| Task prompt |
Select and copy out every line in the records containing "total".
START Task inputs
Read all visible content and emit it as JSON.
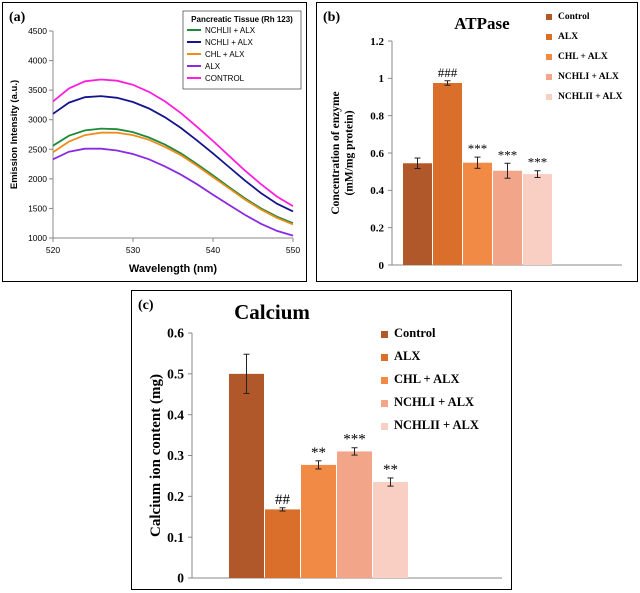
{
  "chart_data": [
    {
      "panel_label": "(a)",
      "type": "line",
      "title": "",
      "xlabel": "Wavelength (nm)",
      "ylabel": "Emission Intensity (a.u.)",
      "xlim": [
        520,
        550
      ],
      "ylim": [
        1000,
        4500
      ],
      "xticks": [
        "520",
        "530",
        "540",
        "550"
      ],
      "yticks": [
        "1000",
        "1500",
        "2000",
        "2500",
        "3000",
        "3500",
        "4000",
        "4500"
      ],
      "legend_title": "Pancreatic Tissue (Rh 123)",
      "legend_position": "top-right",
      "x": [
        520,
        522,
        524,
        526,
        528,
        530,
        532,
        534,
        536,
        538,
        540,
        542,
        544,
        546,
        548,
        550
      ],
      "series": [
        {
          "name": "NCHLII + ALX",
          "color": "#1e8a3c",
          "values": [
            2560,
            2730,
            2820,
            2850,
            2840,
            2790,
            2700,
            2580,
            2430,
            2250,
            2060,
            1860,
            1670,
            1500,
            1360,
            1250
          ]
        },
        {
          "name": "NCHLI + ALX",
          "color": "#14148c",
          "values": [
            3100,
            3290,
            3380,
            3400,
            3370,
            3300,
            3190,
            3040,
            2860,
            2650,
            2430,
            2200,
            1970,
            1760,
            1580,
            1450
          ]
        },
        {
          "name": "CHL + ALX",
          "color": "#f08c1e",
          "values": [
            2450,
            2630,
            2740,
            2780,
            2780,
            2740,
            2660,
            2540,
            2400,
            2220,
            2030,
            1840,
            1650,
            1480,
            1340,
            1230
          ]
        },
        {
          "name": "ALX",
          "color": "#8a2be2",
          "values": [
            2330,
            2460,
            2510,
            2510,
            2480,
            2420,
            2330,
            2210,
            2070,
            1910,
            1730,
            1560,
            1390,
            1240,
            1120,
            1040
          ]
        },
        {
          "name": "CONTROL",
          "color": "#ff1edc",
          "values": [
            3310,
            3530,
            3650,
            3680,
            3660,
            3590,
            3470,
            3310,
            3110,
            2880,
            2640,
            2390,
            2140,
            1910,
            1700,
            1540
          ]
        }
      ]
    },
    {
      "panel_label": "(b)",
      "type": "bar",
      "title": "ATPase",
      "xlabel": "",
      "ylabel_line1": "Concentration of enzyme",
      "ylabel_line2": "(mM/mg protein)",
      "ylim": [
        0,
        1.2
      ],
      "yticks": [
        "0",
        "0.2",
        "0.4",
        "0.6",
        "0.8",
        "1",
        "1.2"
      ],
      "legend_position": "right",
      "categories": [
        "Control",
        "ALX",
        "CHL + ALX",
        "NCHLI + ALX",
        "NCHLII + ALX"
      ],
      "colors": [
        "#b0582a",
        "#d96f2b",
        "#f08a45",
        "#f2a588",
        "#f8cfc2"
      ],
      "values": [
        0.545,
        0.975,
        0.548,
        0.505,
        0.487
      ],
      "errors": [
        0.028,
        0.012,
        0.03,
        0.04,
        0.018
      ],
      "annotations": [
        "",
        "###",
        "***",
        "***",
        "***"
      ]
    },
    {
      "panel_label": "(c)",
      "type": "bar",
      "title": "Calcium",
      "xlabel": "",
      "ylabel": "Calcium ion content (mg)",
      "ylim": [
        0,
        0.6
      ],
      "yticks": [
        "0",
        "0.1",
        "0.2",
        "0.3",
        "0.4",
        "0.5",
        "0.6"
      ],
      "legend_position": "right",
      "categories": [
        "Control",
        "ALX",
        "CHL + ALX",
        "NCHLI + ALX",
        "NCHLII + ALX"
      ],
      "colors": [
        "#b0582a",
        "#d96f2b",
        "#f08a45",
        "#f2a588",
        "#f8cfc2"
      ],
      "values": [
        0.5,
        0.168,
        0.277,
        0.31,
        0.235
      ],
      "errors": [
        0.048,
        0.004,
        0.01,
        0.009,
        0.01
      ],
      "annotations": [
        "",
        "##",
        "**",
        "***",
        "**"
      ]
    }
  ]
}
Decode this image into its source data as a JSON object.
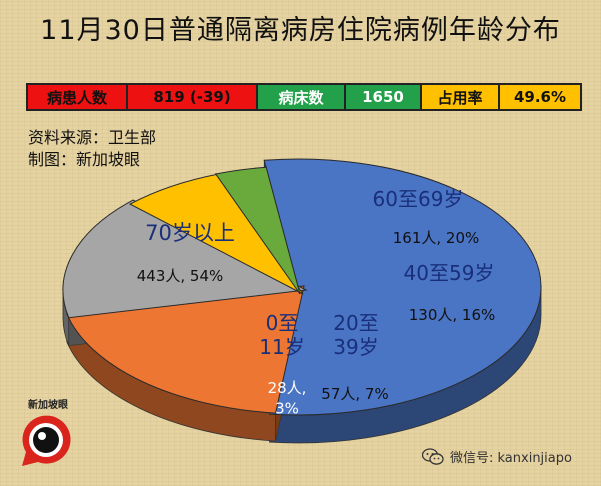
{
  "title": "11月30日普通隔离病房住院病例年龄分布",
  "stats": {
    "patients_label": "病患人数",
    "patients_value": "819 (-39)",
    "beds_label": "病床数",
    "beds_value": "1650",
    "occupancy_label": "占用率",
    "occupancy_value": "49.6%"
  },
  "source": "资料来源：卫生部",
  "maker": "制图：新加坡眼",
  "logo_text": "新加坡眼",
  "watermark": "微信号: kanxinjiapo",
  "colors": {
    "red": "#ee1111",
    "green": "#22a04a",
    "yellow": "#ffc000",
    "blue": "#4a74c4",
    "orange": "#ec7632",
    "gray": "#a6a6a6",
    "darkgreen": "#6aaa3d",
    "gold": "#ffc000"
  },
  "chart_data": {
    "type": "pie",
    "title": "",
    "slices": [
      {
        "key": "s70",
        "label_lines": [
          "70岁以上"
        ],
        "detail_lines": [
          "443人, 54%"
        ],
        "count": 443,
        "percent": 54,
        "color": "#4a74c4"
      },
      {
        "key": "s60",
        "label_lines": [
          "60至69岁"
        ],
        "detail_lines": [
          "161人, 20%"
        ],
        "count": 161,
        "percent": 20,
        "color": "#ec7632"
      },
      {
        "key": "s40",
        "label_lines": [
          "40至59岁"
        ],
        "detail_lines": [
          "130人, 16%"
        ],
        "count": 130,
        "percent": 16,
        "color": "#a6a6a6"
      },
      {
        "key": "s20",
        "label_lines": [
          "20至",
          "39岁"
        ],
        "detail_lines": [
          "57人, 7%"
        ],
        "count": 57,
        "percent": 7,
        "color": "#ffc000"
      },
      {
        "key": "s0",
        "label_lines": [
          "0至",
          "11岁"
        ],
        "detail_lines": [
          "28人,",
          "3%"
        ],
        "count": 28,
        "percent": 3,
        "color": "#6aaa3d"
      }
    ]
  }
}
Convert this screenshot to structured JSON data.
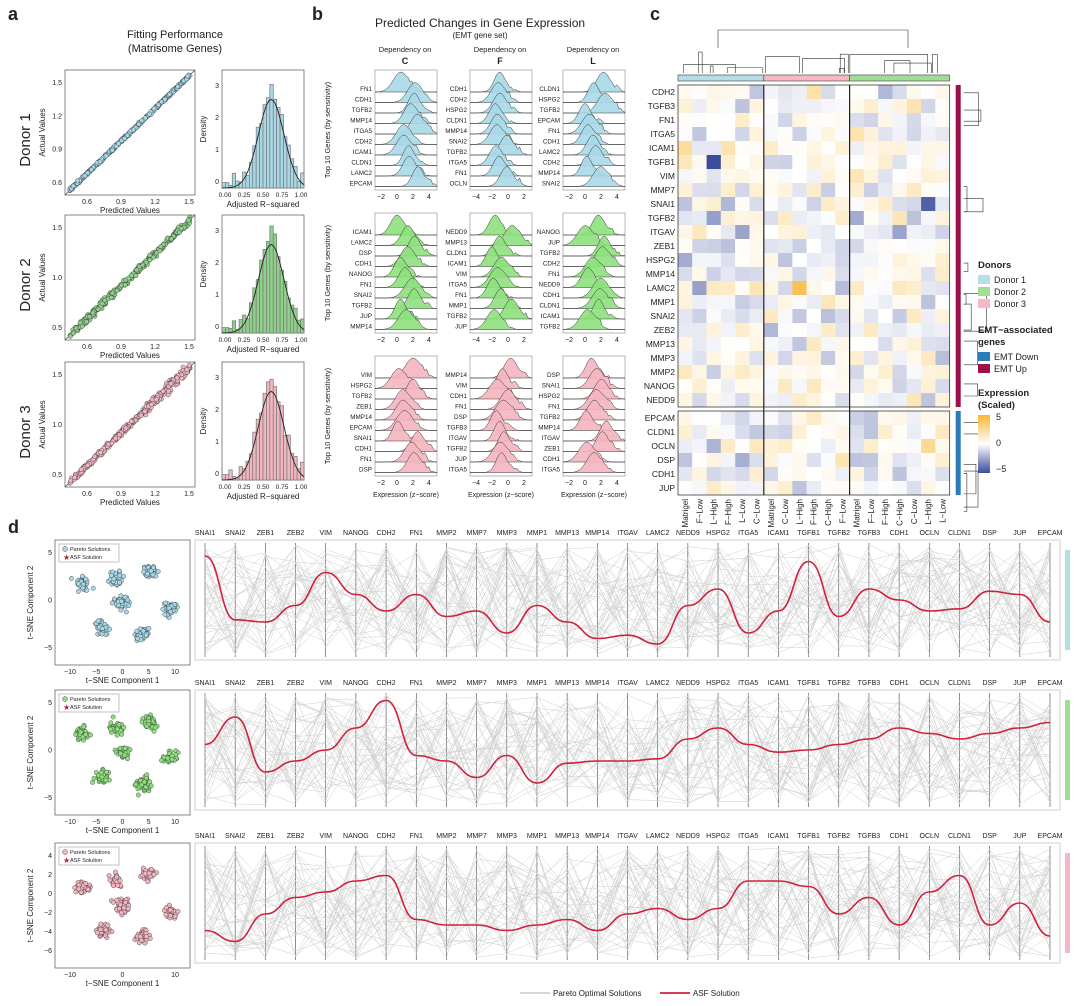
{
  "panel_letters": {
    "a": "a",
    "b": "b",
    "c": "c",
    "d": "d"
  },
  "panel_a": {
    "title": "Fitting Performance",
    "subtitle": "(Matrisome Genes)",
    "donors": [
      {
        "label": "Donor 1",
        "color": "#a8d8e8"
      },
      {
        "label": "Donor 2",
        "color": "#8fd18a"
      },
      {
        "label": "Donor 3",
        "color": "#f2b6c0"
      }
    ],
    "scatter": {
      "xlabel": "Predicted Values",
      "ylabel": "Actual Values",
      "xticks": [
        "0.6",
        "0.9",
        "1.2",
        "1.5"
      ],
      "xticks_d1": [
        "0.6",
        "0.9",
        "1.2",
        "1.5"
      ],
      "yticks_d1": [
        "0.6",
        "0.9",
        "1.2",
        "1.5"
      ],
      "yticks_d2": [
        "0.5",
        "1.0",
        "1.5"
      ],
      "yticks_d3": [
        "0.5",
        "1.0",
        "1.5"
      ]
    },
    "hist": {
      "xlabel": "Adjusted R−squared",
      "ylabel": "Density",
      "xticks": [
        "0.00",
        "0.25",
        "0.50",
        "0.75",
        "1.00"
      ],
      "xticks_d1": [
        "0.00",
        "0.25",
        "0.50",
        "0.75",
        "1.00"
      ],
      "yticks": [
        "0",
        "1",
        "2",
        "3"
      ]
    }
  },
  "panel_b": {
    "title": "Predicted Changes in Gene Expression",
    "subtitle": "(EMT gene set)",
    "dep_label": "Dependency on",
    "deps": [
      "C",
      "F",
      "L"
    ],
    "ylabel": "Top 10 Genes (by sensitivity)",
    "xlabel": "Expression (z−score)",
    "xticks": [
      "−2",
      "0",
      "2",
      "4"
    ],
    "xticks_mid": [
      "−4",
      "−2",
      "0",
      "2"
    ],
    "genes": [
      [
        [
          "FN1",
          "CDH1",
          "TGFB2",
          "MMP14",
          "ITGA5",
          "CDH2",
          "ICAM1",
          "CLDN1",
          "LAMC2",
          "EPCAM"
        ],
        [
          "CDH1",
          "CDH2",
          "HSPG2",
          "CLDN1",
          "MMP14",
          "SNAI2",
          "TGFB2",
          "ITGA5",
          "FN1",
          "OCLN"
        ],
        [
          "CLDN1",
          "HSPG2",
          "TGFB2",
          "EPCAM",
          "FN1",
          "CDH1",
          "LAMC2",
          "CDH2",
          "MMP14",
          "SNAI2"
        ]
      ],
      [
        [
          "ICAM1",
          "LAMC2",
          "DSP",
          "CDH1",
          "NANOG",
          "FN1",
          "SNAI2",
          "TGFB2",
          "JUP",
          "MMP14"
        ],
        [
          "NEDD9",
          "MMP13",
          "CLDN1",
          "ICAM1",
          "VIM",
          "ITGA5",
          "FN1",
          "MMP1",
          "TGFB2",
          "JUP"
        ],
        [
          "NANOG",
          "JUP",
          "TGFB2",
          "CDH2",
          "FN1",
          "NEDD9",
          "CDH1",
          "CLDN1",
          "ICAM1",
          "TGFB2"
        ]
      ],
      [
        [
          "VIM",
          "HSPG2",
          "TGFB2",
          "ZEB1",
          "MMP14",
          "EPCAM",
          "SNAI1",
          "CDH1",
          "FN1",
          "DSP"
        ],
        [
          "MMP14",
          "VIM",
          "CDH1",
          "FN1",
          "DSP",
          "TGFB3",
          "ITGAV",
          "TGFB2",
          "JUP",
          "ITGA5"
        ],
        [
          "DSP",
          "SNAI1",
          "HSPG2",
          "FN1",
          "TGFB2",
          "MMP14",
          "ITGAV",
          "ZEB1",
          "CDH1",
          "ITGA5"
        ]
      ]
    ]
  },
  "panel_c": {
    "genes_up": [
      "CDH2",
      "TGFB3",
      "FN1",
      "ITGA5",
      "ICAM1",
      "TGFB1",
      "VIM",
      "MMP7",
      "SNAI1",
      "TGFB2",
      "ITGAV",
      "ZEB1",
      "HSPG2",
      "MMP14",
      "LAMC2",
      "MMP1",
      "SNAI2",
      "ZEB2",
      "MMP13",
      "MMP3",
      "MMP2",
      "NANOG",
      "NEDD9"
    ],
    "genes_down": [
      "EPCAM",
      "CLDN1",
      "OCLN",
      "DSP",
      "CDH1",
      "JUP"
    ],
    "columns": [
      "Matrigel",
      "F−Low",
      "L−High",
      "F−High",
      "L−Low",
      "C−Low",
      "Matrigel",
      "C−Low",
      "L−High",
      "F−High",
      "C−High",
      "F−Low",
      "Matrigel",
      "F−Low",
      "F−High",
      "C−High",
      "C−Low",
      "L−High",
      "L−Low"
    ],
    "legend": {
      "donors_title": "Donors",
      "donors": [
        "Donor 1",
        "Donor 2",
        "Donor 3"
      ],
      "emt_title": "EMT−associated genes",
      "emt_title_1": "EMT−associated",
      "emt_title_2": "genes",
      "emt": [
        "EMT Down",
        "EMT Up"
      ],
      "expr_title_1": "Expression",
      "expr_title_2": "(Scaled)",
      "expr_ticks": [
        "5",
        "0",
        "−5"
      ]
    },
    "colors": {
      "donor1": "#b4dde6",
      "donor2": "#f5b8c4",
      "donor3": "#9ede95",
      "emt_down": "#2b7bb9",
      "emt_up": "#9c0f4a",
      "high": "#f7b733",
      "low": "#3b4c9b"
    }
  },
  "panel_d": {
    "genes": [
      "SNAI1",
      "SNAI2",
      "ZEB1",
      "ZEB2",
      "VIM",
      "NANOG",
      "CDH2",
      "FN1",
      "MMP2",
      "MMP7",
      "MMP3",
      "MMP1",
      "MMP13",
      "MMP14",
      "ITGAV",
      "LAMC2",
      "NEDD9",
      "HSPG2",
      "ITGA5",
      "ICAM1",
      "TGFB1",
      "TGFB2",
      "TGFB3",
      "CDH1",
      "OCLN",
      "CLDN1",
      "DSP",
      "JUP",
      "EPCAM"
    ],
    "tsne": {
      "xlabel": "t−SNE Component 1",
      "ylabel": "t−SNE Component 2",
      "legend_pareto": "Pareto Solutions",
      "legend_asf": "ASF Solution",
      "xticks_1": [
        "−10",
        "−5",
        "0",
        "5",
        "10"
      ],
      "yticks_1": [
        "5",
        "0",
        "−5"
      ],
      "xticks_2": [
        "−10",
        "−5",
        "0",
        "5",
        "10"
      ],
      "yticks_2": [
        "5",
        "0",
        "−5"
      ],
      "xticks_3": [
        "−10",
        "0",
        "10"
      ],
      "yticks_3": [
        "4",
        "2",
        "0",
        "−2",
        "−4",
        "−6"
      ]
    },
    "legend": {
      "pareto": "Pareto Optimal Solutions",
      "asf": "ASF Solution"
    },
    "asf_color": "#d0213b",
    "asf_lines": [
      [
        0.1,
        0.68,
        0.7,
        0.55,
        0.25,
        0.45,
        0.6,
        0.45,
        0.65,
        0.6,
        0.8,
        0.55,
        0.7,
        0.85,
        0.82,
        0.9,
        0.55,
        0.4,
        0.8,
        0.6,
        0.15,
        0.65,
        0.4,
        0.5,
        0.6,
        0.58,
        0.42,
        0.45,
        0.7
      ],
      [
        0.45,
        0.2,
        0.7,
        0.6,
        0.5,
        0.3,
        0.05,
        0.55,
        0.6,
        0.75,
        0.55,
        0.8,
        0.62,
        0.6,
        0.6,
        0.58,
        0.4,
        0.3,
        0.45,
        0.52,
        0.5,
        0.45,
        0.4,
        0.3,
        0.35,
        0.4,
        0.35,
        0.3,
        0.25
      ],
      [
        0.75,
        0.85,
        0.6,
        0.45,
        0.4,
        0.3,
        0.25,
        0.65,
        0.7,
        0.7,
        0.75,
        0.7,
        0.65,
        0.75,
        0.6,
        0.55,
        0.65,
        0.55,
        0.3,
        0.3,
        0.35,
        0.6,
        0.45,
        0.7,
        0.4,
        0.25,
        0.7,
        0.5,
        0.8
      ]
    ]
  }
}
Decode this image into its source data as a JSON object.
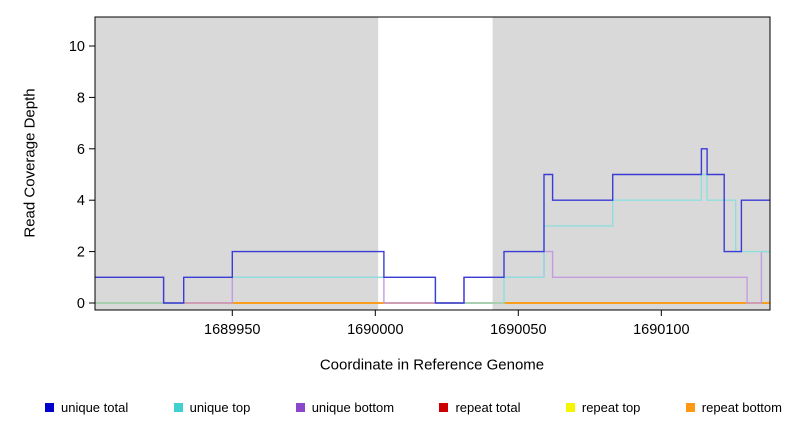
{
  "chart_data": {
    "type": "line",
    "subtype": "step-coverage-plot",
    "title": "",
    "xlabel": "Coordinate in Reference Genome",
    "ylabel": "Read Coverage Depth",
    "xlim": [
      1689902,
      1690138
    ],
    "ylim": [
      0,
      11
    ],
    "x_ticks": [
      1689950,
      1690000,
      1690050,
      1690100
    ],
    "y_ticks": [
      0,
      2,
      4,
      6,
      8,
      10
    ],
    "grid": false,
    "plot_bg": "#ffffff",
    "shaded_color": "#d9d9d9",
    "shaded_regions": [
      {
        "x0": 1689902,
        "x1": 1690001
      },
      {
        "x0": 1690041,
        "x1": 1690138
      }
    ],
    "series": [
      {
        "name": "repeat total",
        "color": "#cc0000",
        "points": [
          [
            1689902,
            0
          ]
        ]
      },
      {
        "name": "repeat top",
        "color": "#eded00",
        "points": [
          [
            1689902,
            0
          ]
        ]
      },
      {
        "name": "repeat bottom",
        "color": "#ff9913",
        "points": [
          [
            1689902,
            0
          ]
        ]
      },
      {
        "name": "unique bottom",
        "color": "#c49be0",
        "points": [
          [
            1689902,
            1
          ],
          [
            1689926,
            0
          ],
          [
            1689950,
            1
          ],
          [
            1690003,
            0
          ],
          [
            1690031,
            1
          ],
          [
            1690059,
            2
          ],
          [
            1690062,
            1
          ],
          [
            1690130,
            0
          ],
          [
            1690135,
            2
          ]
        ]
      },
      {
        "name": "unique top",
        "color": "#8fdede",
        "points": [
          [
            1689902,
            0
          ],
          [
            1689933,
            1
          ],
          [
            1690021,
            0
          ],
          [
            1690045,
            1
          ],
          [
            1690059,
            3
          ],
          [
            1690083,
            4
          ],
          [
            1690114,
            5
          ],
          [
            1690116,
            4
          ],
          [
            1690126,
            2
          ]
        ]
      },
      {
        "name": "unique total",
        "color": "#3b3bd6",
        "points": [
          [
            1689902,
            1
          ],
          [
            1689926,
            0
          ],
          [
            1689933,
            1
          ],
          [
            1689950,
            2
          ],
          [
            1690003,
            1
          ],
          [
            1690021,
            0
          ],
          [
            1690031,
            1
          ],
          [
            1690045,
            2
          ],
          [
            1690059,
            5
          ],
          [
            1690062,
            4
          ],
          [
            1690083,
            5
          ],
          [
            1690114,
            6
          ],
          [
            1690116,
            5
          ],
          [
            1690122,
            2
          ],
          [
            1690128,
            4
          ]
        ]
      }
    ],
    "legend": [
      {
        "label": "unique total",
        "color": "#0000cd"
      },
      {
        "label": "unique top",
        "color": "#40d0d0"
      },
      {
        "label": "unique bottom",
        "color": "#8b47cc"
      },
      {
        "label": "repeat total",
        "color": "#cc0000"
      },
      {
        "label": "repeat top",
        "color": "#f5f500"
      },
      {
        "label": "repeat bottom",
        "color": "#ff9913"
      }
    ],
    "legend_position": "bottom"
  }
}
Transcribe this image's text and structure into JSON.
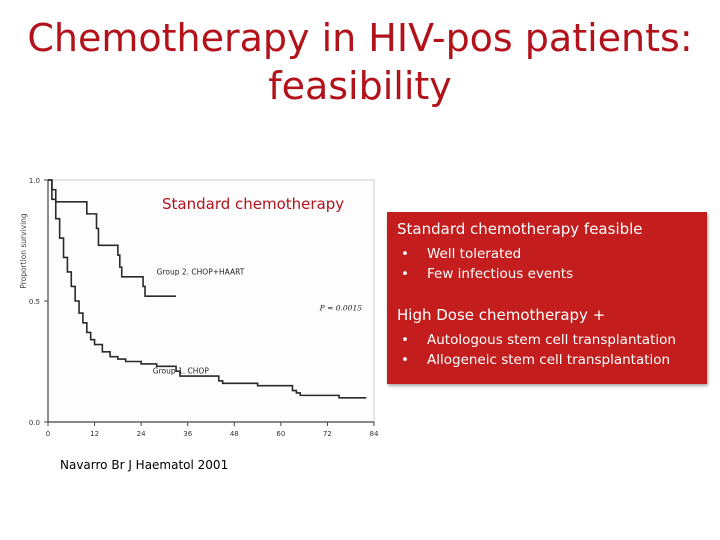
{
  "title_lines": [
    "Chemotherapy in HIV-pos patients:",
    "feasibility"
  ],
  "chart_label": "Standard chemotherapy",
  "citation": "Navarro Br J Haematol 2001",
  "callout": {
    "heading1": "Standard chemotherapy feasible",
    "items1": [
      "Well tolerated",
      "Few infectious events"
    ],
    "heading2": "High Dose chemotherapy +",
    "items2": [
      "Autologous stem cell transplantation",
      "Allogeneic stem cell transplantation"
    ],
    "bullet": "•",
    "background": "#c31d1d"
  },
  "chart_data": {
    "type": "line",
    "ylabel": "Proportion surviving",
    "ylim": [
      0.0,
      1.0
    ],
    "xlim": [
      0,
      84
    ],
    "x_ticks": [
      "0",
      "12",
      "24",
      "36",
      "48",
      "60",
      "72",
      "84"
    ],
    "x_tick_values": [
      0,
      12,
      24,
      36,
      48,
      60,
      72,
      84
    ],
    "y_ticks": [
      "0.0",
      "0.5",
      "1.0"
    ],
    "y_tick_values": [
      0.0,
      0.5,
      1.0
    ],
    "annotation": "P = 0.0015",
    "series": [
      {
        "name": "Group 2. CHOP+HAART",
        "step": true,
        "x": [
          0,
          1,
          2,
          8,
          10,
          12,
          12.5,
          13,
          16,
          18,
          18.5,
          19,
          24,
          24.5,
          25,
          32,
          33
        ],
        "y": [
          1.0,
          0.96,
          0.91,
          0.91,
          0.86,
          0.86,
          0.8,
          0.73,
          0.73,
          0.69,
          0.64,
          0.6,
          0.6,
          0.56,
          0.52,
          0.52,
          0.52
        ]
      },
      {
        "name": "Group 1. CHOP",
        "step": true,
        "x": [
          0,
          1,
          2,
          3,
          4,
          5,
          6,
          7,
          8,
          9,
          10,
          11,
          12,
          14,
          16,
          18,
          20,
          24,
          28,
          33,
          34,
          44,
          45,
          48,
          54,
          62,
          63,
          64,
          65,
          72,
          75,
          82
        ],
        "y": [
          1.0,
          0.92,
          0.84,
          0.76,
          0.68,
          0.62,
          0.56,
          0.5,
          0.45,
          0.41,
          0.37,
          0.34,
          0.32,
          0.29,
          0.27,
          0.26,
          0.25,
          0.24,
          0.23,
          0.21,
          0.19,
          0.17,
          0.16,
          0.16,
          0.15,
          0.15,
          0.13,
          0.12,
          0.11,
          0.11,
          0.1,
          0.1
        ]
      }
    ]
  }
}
END Task inputs
| Response box |
        "name": "repeat total",
        "name": "unique total",
        "label": "unique total",
        "label": "repeat total",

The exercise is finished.